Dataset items
——

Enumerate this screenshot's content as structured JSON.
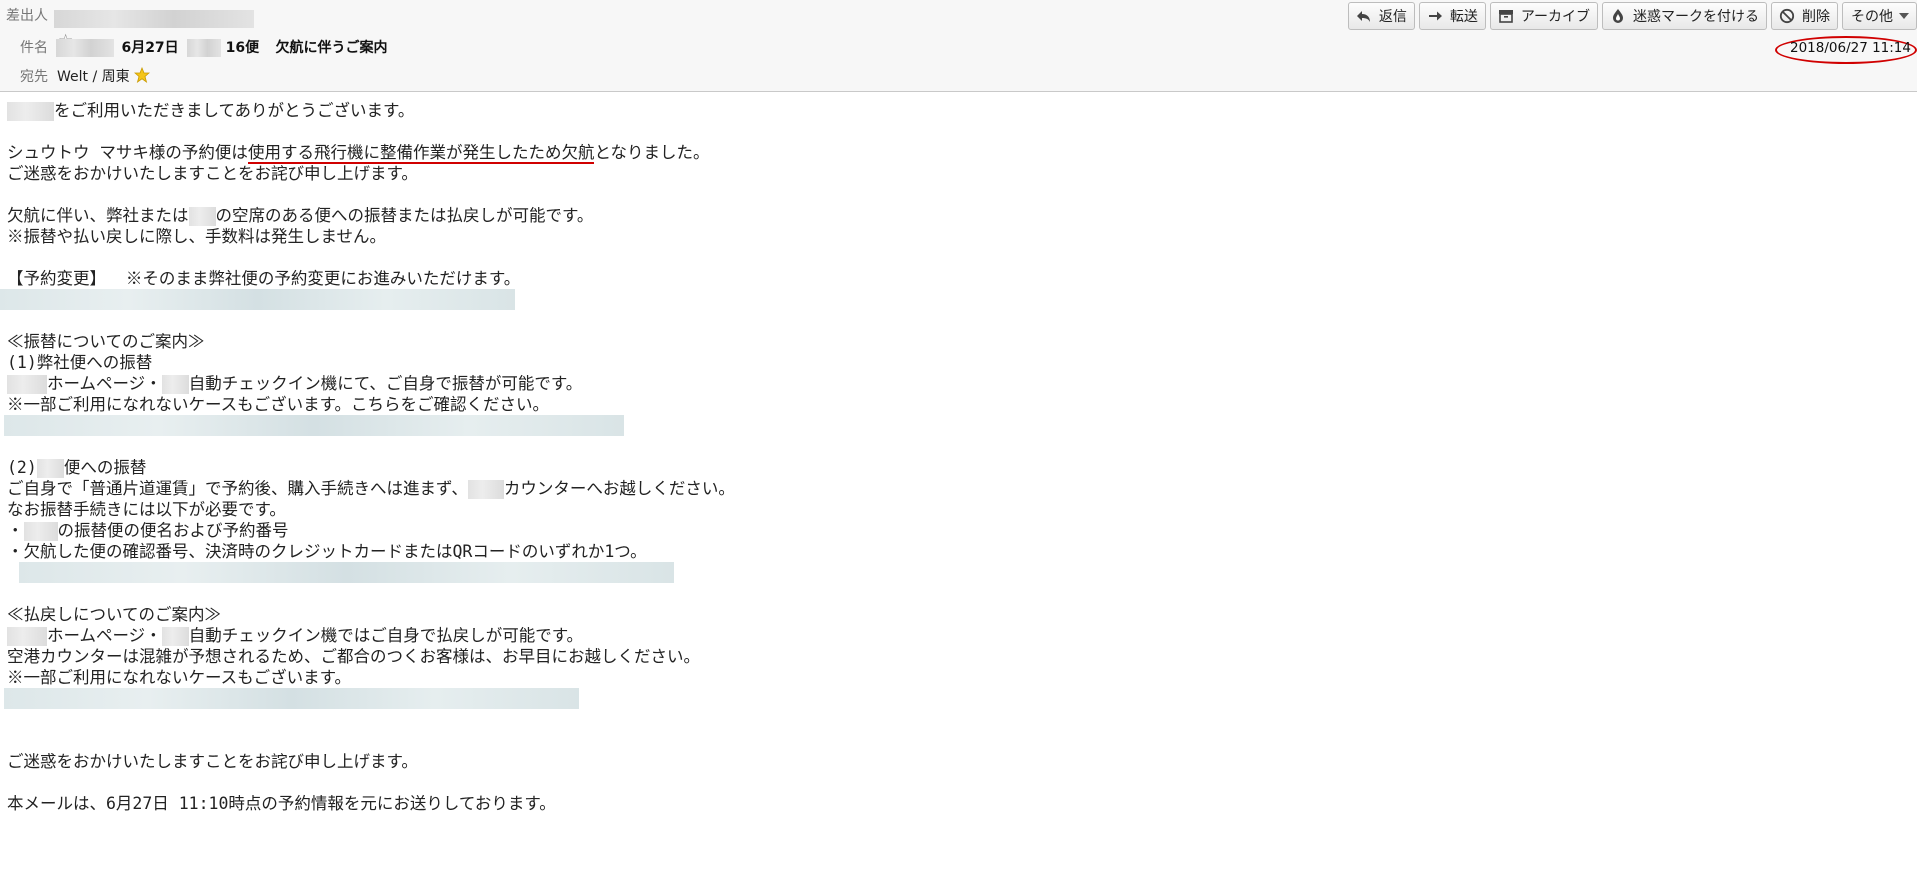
{
  "header": {
    "from_label": "差出人",
    "subject_label": "件名",
    "subject_date": "6月27日",
    "subject_flight": "16便",
    "subject_text": "欠航に伴うご案内",
    "to_label": "宛先",
    "to_value": "Welt / 周東",
    "date": "2018/06/27 11:14"
  },
  "toolbar": {
    "reply": "返信",
    "forward": "転送",
    "archive": "アーカイブ",
    "junk": "迷惑マークを付ける",
    "delete": "削除",
    "other": "その他"
  },
  "body": {
    "l1": "をご利用いただきましてありがとうございます。",
    "l2a": "シュウトウ マサキ様の予約便は",
    "l2b": "使用する飛行機に整備作業が発生したため欠航",
    "l2c": "となりました。",
    "l3": "ご迷惑をおかけいたしますことをお詫び申し上げます。",
    "l4a": "欠航に伴い、弊社または",
    "l4b": "の空席のある便への振替または払戻しが可能です。",
    "l5": "※振替や払い戻しに際し、手数料は発生しません。",
    "l6": "【予約変更】  ※そのまま弊社便の予約変更にお進みいただけます。",
    "l7": "≪振替についてのご案内≫",
    "l8": "(1)弊社便への振替",
    "l9a": "ホームページ・",
    "l9b": "自動チェックイン機にて、ご自身で振替が可能です。",
    "l10": "※一部ご利用になれないケースもございます。こちらをご確認ください。",
    "l11a": "(2)",
    "l11b": "便への振替",
    "l12a": "ご自身で「普通片道運賃」で予約後、購入手続きへは進まず、",
    "l12b": "カウンターへお越しください。",
    "l13": "なお振替手続きには以下が必要です。",
    "l14a": "・",
    "l14b": "の振替便の便名および予約番号",
    "l15": "・欠航した便の確認番号、決済時のクレジットカードまたはQRコードのいずれか1つ。",
    "l16": "≪払戻しについてのご案内≫",
    "l17a": "ホームページ・",
    "l17b": "自動チェックイン機ではご自身で払戻しが可能です。",
    "l18": "空港カウンターは混雑が予想されるため、ご都合のつくお客様は、お早目にお越しください。",
    "l19": "※一部ご利用になれないケースもございます。",
    "l20": "ご迷惑をおかけいたしますことをお詫び申し上げます。",
    "l21": "本メールは、6月27日 11:10時点の予約情報を元にお送りしております。"
  },
  "colors": {
    "annotation_red": "#d00000",
    "header_bg": "#f7f7f7"
  },
  "icons": [
    "star-icon",
    "reply-icon",
    "forward-icon",
    "archive-icon",
    "junk-icon",
    "delete-icon",
    "dropdown-icon",
    "star-emoji-icon"
  ]
}
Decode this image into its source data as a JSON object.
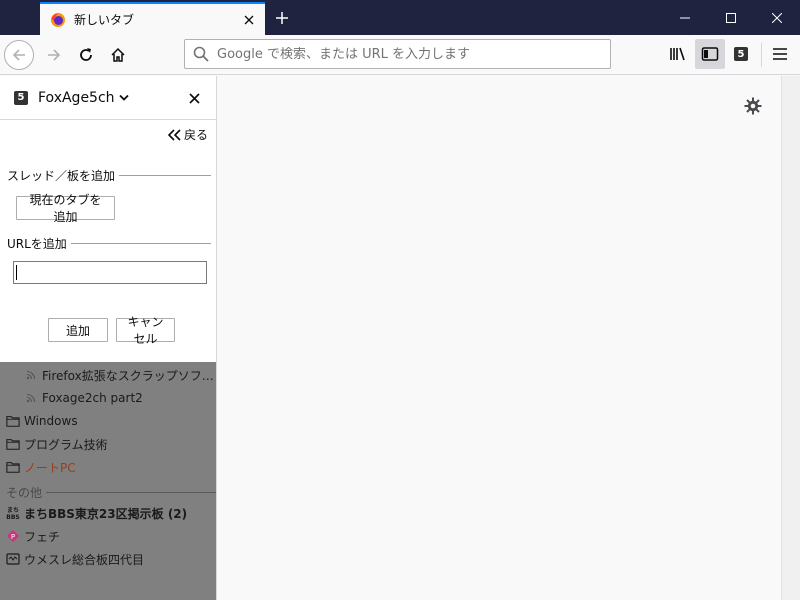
{
  "window": {
    "tab_title": "新しいタブ",
    "new_tab_symbol": "+"
  },
  "navbar": {
    "url_placeholder": "Google で検索、または URL を入力します"
  },
  "sidebar": {
    "badge": "5",
    "title": "FoxAge5ch",
    "back_label": "戻る",
    "add_thread_section": "スレッド／板を追加",
    "add_current_tab_button": "現在のタブを追加",
    "add_url_section": "URLを追加",
    "url_value": "",
    "add_button": "追加",
    "cancel_button": "キャンセル",
    "list": {
      "items": [
        {
          "label": "Firefox拡張なスクラップソフトScra...",
          "type": "rss"
        },
        {
          "label": "Foxage2ch part2",
          "type": "rss"
        },
        {
          "label": "Windows",
          "type": "folder"
        },
        {
          "label": "プログラム技術",
          "type": "folder"
        },
        {
          "label": "ノートPC",
          "type": "folder-highlight"
        }
      ],
      "group_label": "その他",
      "other_items": [
        {
          "label": "まちBBS東京23区掲示板 (2)",
          "type": "bbs"
        },
        {
          "label": "フェチ",
          "type": "pink"
        },
        {
          "label": "ウメスレ総合板四代目",
          "type": "board"
        }
      ]
    }
  },
  "colors": {
    "titlebar": "#202340",
    "accent": "#0a84ff",
    "folder_highlight_text": "#9a3d1c",
    "overlay": "#808080"
  }
}
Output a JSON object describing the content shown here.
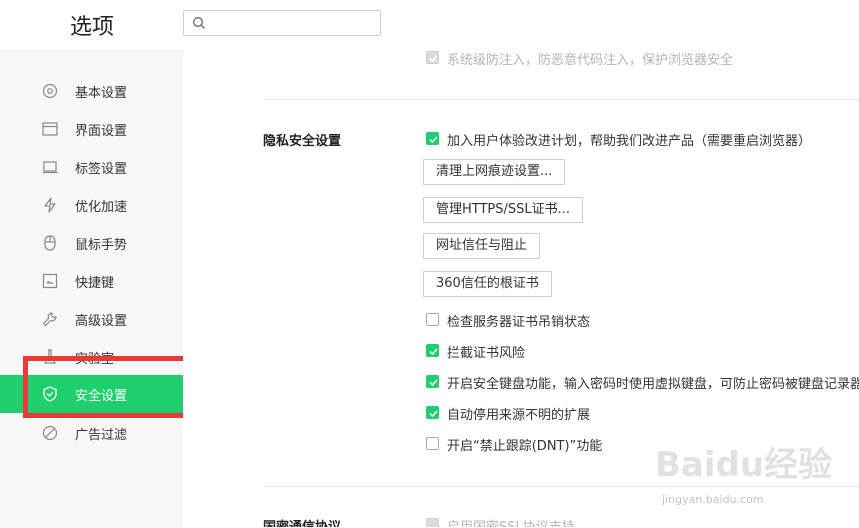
{
  "header": {
    "title": "选项",
    "search_placeholder": ""
  },
  "sidebar": {
    "items": [
      {
        "label": "基本设置",
        "icon": "gear-icon"
      },
      {
        "label": "界面设置",
        "icon": "window-icon"
      },
      {
        "label": "标签设置",
        "icon": "tab-icon"
      },
      {
        "label": "优化加速",
        "icon": "lightning-icon"
      },
      {
        "label": "鼠标手势",
        "icon": "mouse-icon"
      },
      {
        "label": "快捷键",
        "icon": "keyboard-icon"
      },
      {
        "label": "高级设置",
        "icon": "wrench-icon"
      },
      {
        "label": "实验室",
        "icon": "flask-icon"
      },
      {
        "label": "安全设置",
        "icon": "shield-icon",
        "active": true
      },
      {
        "label": "广告过滤",
        "icon": "block-icon"
      }
    ]
  },
  "main": {
    "top_row": {
      "label": "系统级防注入，防恶意代码注入，保护浏览器安全",
      "checked": true,
      "disabled": true
    },
    "privacy": {
      "title": "隐私安全设置",
      "experience": {
        "label": "加入用户体验改进计划，帮助我们改进产品（需要重启浏览器）",
        "checked": true
      },
      "buttons": [
        "清理上网痕迹设置...",
        "管理HTTPS/SSL证书...",
        "网址信任与阻止",
        "360信任的根证书"
      ],
      "options": [
        {
          "label": "检查服务器证书吊销状态",
          "checked": false
        },
        {
          "label": "拦截证书风险",
          "checked": true
        },
        {
          "label": "开启安全键盘功能，输入密码时使用虚拟键盘，可防止密码被键盘记录器",
          "checked": true
        },
        {
          "label": "自动停用来源不明的扩展",
          "checked": true
        },
        {
          "label": "开启“禁止跟踪(DNT)”功能",
          "checked": false
        }
      ]
    },
    "guomi": {
      "title": "国密通信协议",
      "option": {
        "label": "启用国密SSL协议支持",
        "checked": false,
        "disabled": true
      }
    }
  },
  "watermark": {
    "text": "Baidu经验",
    "url": "jingyan.baidu.com"
  },
  "colors": {
    "accent": "#1fce6c",
    "highlight_box": "#e83a3a",
    "sidebar_bg": "#f7f7f7"
  }
}
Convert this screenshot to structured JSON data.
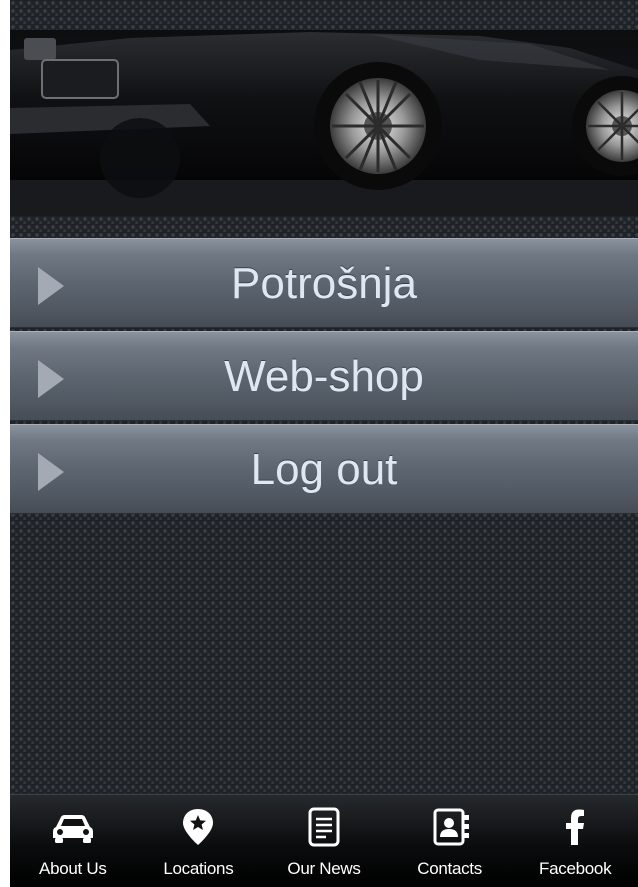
{
  "hero": {
    "image": "black-luxury-car"
  },
  "menu": {
    "items": [
      {
        "label": "Potrošnja",
        "icon": "play-arrow-icon"
      },
      {
        "label": "Web-shop",
        "icon": "play-arrow-icon"
      },
      {
        "label": "Log out",
        "icon": "play-arrow-icon"
      }
    ]
  },
  "tabbar": {
    "tabs": [
      {
        "label": "About Us",
        "icon": "car-icon"
      },
      {
        "label": "Locations",
        "icon": "map-pin-star-icon"
      },
      {
        "label": "Our News",
        "icon": "document-icon"
      },
      {
        "label": "Contacts",
        "icon": "address-book-icon"
      },
      {
        "label": "Facebook",
        "icon": "facebook-icon"
      }
    ]
  },
  "colors": {
    "menu_text": "#dde8f2",
    "menu_arrow": "#a3aab3",
    "tab_text": "#ffffff",
    "background": "#1f2226"
  }
}
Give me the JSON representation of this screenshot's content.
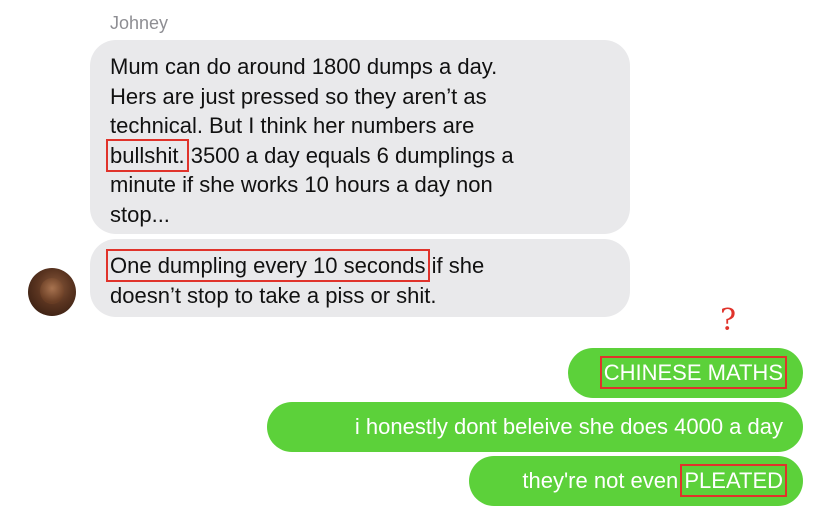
{
  "sender": {
    "name": "Johney"
  },
  "incoming": [
    {
      "lines": [
        "Mum can do around 1800 dumps a day.",
        "Hers are just pressed so they aren’t as",
        "technical. But I think her numbers are",
        {
          "highlight": "bullshit.",
          "rest": " 3500 a day equals 6 dumplings a"
        },
        "minute if she works 10 hours a day non",
        "stop..."
      ]
    },
    {
      "lines": [
        {
          "highlight": "One dumpling every 10 seconds",
          "rest": " if she"
        },
        "doesn’t stop to take a piss or shit."
      ]
    }
  ],
  "annotation": {
    "mark": "?"
  },
  "outgoing": [
    {
      "prefix": "",
      "highlight": "CHINESE MATHS"
    },
    {
      "text": "i honestly dont beleive she does 4000 a day"
    },
    {
      "prefix": "they're not even ",
      "highlight": "PLEATED"
    }
  ],
  "colors": {
    "incoming_bubble": "#e9e9eb",
    "outgoing_bubble": "#5cd13a",
    "highlight_box": "#e0332b"
  }
}
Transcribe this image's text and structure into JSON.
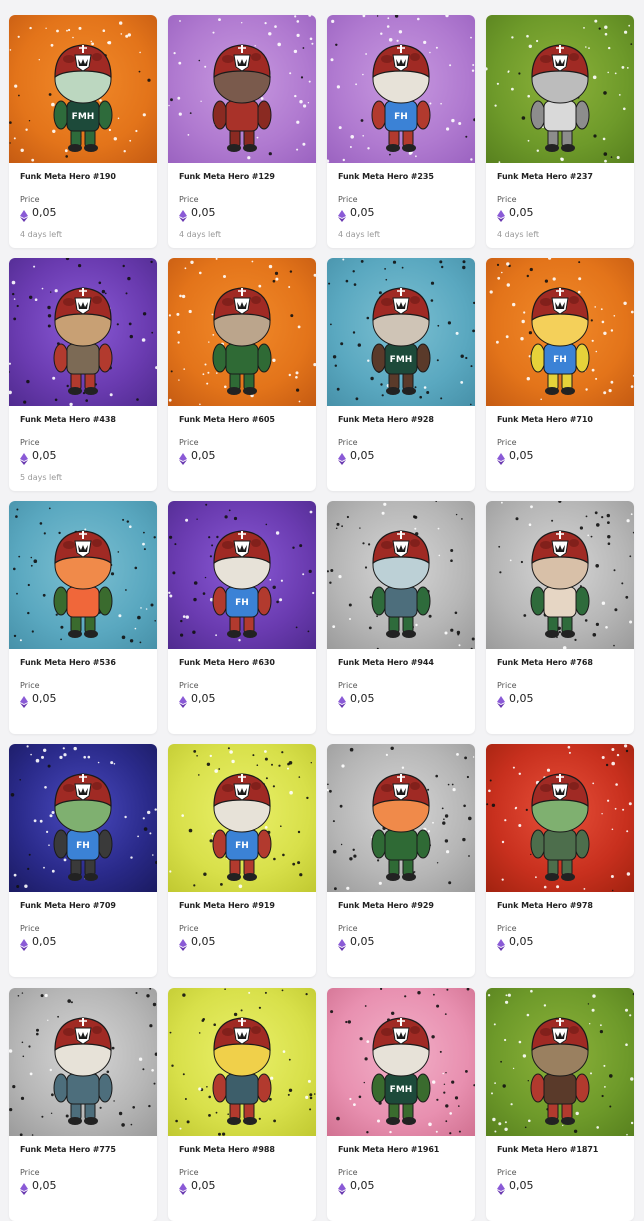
{
  "accent_color": "#8a5ad6",
  "price_label": "Price",
  "currency_icon": "ethereum-icon",
  "cards": [
    {
      "name": "Funk Meta Hero #190",
      "price": "0,05",
      "time_left": "4 days left",
      "bg": "orange",
      "shirt": "FMH",
      "shirt_color": "#1d4a3a",
      "skin": "#bcd7c0",
      "limbs": "#2e6b3b"
    },
    {
      "name": "Funk Meta Hero #129",
      "price": "0,05",
      "time_left": "4 days left",
      "bg": "purple",
      "shirt": "",
      "shirt_color": "#a93229",
      "skin": "#7a5a4c",
      "limbs": "#8a2a22"
    },
    {
      "name": "Funk Meta Hero #235",
      "price": "0,05",
      "time_left": "4 days left",
      "bg": "purple",
      "shirt": "FH",
      "shirt_color": "#3b82d6",
      "skin": "#e7e2d8",
      "limbs": "#b23a2e"
    },
    {
      "name": "Funk Meta Hero #237",
      "price": "0,05",
      "time_left": "4 days left",
      "bg": "green",
      "shirt": "",
      "shirt_color": "#d9d9d9",
      "skin": "#bcbcbc",
      "limbs": "#8d8d8d"
    },
    {
      "name": "Funk Meta Hero #438",
      "price": "0,05",
      "time_left": "5 days left",
      "bg": "violet",
      "shirt": "",
      "shirt_color": "#7c6a55",
      "skin": "#c8a074",
      "limbs": "#b23a2e"
    },
    {
      "name": "Funk Meta Hero #605",
      "price": "0,05",
      "time_left": "",
      "bg": "orange",
      "shirt": "",
      "shirt_color": "#2f6a35",
      "skin": "#bba58c",
      "limbs": "#2f6a35"
    },
    {
      "name": "Funk Meta Hero #928",
      "price": "0,05",
      "time_left": "",
      "bg": "teal",
      "shirt": "FMH",
      "shirt_color": "#1d4a3a",
      "skin": "#cfc4b6",
      "limbs": "#5a3a2a"
    },
    {
      "name": "Funk Meta Hero #710",
      "price": "0,05",
      "time_left": "",
      "bg": "orange",
      "shirt": "FH",
      "shirt_color": "#3b82d6",
      "skin": "#f4d05a",
      "limbs": "#e6d23a"
    },
    {
      "name": "Funk Meta Hero #536",
      "price": "0,05",
      "time_left": "",
      "bg": "teal",
      "shirt": "",
      "shirt_color": "#f0673a",
      "skin": "#f08a4a",
      "limbs": "#3a6b2e"
    },
    {
      "name": "Funk Meta Hero #630",
      "price": "0,05",
      "time_left": "",
      "bg": "violet",
      "shirt": "FH",
      "shirt_color": "#3b82d6",
      "skin": "#e7e2d8",
      "limbs": "#b23a2e"
    },
    {
      "name": "Funk Meta Hero #944",
      "price": "0,05",
      "time_left": "",
      "bg": "gray",
      "shirt": "",
      "shirt_color": "#4d6e7c",
      "skin": "#bcd0d6",
      "limbs": "#2e6b3b"
    },
    {
      "name": "Funk Meta Hero #768",
      "price": "0,05",
      "time_left": "",
      "bg": "gray",
      "shirt": "",
      "shirt_color": "#e6d6c4",
      "skin": "#d8c0a8",
      "limbs": "#2e6b3b"
    },
    {
      "name": "Funk Meta Hero #709",
      "price": "0,05",
      "time_left": "",
      "bg": "navy",
      "shirt": "FH",
      "shirt_color": "#3b82d6",
      "skin": "#7fb070",
      "limbs": "#3a3a3a"
    },
    {
      "name": "Funk Meta Hero #919",
      "price": "0,05",
      "time_left": "",
      "bg": "yellow",
      "shirt": "FH",
      "shirt_color": "#3b82d6",
      "skin": "#e7e2d8",
      "limbs": "#b23a2e"
    },
    {
      "name": "Funk Meta Hero #929",
      "price": "0,05",
      "time_left": "",
      "bg": "gray",
      "shirt": "",
      "shirt_color": "#2f6a35",
      "skin": "#f08a4a",
      "limbs": "#2f6a35"
    },
    {
      "name": "Funk Meta Hero #978",
      "price": "0,05",
      "time_left": "",
      "bg": "red",
      "shirt": "",
      "shirt_color": "#4d6e4c",
      "skin": "#7fb070",
      "limbs": "#4d6e4c"
    },
    {
      "name": "Funk Meta Hero #775",
      "price": "0,05",
      "time_left": "",
      "bg": "gray",
      "shirt": "",
      "shirt_color": "#4d6e7c",
      "skin": "#e7e2d8",
      "limbs": "#4d6e7c"
    },
    {
      "name": "Funk Meta Hero #988",
      "price": "0,05",
      "time_left": "",
      "bg": "yellow",
      "shirt": "",
      "shirt_color": "#3d5e6a",
      "skin": "#f0d04a",
      "limbs": "#b23a2e"
    },
    {
      "name": "Funk Meta Hero #1961",
      "price": "0,05",
      "time_left": "",
      "bg": "pink",
      "shirt": "FMH",
      "shirt_color": "#1d4a3a",
      "skin": "#e7e2d8",
      "limbs": "#3a6b2e"
    },
    {
      "name": "Funk Meta Hero #1871",
      "price": "0,05",
      "time_left": "",
      "bg": "green",
      "shirt": "",
      "shirt_color": "#5a3a2a",
      "skin": "#9a8060",
      "limbs": "#b23a2e"
    }
  ]
}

——

Copy each line above containing the string "JSON".

Enumerate this screenshot's content as structured JSON.
Decode this image into its source data as a JSON object.
Output a JSON object describing the content shown here.
Convert this screenshot to structured JSON data.
Give me the JSON representation of this screenshot's content.
Transcribe this image's text and structure into JSON.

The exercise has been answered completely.